> **STATED GOAL**
For each line that holds "JSON", copy the line out.

BEGIN

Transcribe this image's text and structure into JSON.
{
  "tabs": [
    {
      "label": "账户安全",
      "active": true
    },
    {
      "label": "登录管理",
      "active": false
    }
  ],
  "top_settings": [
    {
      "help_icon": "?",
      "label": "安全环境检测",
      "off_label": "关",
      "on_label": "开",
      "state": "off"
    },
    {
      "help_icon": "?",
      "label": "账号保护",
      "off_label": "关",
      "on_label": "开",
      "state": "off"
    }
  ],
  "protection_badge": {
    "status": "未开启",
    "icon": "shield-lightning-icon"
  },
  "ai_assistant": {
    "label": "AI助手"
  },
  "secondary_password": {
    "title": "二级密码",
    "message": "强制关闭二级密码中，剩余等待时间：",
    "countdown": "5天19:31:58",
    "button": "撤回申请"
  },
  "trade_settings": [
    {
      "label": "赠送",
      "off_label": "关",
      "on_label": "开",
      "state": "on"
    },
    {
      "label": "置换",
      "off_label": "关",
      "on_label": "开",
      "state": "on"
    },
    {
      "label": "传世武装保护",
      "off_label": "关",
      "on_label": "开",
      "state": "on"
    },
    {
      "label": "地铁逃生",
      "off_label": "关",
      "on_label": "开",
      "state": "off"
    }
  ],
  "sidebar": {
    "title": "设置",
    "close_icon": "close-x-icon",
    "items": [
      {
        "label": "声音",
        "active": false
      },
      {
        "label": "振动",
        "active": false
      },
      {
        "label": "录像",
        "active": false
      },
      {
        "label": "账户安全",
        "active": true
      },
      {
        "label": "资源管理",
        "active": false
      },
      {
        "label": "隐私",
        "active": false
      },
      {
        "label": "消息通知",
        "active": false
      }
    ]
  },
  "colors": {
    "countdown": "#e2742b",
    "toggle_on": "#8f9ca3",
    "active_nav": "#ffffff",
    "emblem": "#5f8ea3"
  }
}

END
BEGIN

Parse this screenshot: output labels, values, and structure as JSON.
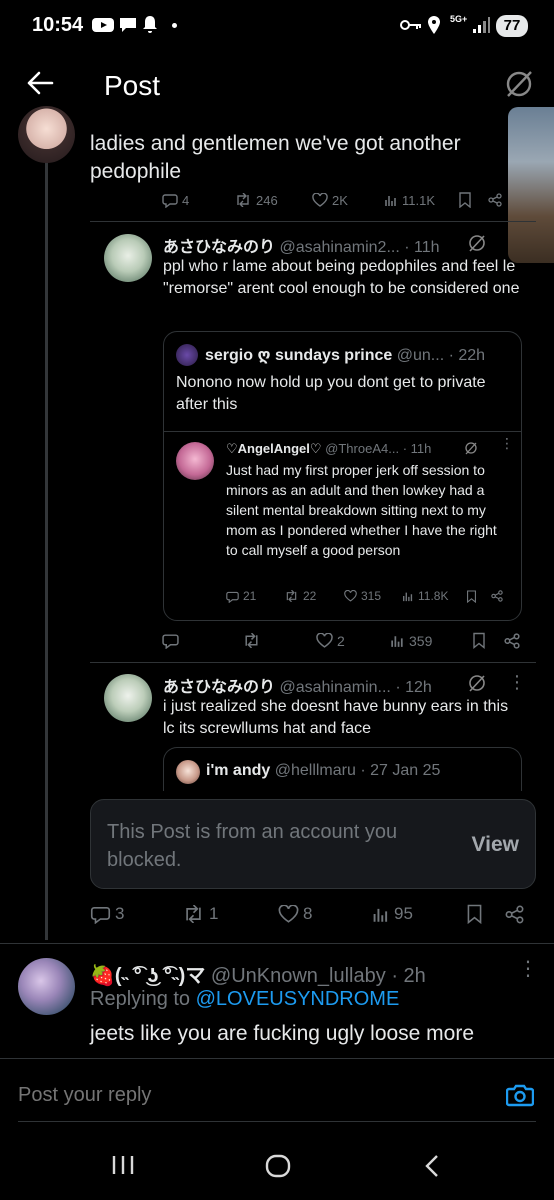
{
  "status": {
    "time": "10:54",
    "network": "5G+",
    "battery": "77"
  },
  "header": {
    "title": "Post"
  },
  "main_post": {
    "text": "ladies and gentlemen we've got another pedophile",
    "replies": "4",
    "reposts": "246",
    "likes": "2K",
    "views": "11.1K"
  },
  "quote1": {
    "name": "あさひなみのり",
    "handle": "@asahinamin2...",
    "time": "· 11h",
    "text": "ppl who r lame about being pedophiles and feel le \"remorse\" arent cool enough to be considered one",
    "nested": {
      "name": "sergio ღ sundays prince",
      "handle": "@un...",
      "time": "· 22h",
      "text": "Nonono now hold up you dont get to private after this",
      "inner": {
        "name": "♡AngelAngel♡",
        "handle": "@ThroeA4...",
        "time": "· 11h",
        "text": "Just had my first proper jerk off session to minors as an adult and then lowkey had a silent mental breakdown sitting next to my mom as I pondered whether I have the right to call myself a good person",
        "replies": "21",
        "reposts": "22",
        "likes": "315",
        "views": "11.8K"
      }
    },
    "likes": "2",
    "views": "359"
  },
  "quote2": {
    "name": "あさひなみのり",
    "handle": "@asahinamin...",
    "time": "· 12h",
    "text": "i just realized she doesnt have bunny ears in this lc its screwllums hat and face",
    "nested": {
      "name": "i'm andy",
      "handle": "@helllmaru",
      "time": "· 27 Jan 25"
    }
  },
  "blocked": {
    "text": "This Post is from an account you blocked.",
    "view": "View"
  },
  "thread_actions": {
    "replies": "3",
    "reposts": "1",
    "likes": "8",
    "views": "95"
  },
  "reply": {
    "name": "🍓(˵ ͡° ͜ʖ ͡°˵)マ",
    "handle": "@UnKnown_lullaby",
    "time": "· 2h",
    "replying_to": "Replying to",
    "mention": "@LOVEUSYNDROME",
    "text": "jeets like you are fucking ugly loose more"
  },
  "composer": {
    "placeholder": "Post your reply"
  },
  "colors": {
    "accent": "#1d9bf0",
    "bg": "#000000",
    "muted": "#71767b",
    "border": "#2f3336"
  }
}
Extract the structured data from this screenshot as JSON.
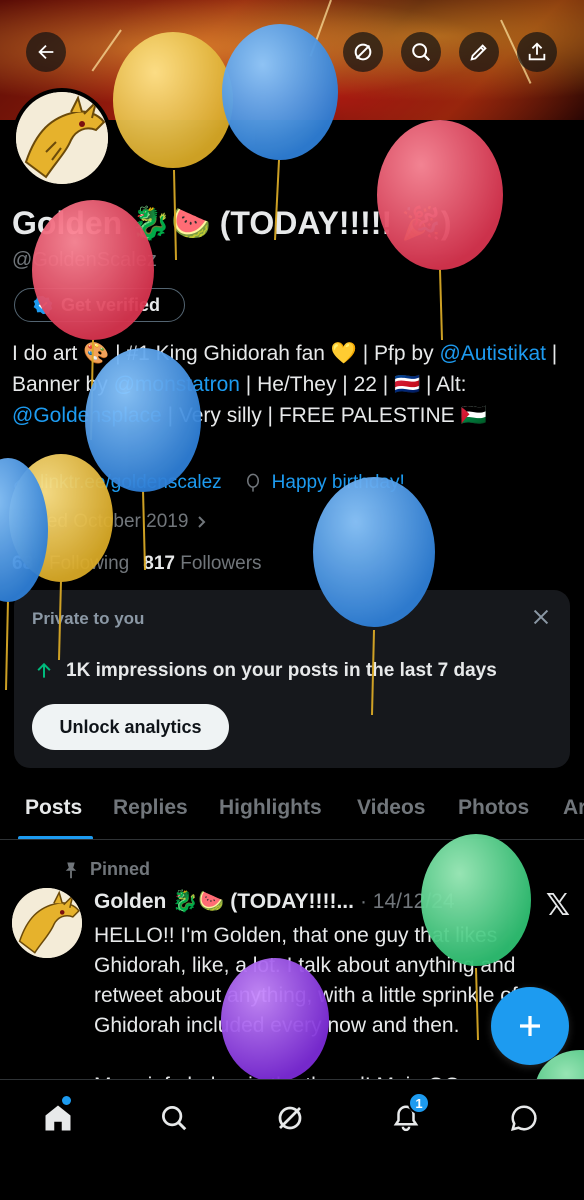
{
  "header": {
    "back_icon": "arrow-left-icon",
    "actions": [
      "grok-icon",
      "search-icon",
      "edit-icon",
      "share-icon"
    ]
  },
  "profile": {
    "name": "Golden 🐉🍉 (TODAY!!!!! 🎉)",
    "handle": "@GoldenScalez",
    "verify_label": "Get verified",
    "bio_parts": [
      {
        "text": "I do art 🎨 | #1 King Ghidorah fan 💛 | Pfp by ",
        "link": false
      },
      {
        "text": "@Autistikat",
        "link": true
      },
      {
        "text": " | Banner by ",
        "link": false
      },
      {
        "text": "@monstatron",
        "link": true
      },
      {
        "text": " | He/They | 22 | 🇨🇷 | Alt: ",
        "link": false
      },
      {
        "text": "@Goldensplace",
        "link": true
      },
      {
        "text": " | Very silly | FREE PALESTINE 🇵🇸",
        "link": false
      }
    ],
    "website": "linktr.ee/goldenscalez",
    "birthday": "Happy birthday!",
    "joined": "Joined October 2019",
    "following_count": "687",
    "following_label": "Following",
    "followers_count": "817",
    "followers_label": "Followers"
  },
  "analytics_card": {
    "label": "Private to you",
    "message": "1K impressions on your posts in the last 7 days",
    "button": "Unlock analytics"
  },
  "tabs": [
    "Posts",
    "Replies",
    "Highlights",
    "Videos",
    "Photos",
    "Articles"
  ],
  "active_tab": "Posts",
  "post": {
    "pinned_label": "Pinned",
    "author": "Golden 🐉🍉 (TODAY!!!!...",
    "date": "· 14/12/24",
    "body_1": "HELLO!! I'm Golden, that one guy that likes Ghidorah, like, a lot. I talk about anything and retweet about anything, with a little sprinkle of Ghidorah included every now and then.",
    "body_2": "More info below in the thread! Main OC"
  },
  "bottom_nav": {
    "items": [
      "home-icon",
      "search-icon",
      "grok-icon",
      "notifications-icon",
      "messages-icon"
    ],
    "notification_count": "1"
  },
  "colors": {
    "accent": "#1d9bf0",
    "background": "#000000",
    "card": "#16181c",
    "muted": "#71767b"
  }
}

END
BEGIN

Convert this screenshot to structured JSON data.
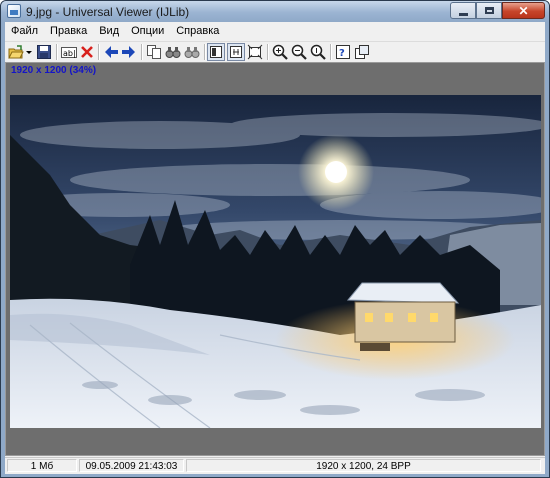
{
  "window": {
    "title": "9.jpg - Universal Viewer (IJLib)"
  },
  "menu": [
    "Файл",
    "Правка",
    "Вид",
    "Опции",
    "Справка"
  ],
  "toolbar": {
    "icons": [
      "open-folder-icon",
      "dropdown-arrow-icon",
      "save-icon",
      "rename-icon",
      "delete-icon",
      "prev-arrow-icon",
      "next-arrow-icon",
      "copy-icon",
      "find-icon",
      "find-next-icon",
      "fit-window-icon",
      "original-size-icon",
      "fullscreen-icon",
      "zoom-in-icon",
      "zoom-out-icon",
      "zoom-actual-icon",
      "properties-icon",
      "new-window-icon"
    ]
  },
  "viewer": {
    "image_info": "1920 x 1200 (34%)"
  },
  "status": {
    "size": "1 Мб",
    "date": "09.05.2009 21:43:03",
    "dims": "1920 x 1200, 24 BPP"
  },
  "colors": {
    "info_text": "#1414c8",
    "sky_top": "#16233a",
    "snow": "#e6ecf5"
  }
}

END

> **WRITTEN REPLY**
Transcribe this image's text and structure into JSON.
Parse this screenshot: output labels, values, and structure as JSON.
Extract the structured data from this screenshot as JSON.
Convert this screenshot to structured JSON data.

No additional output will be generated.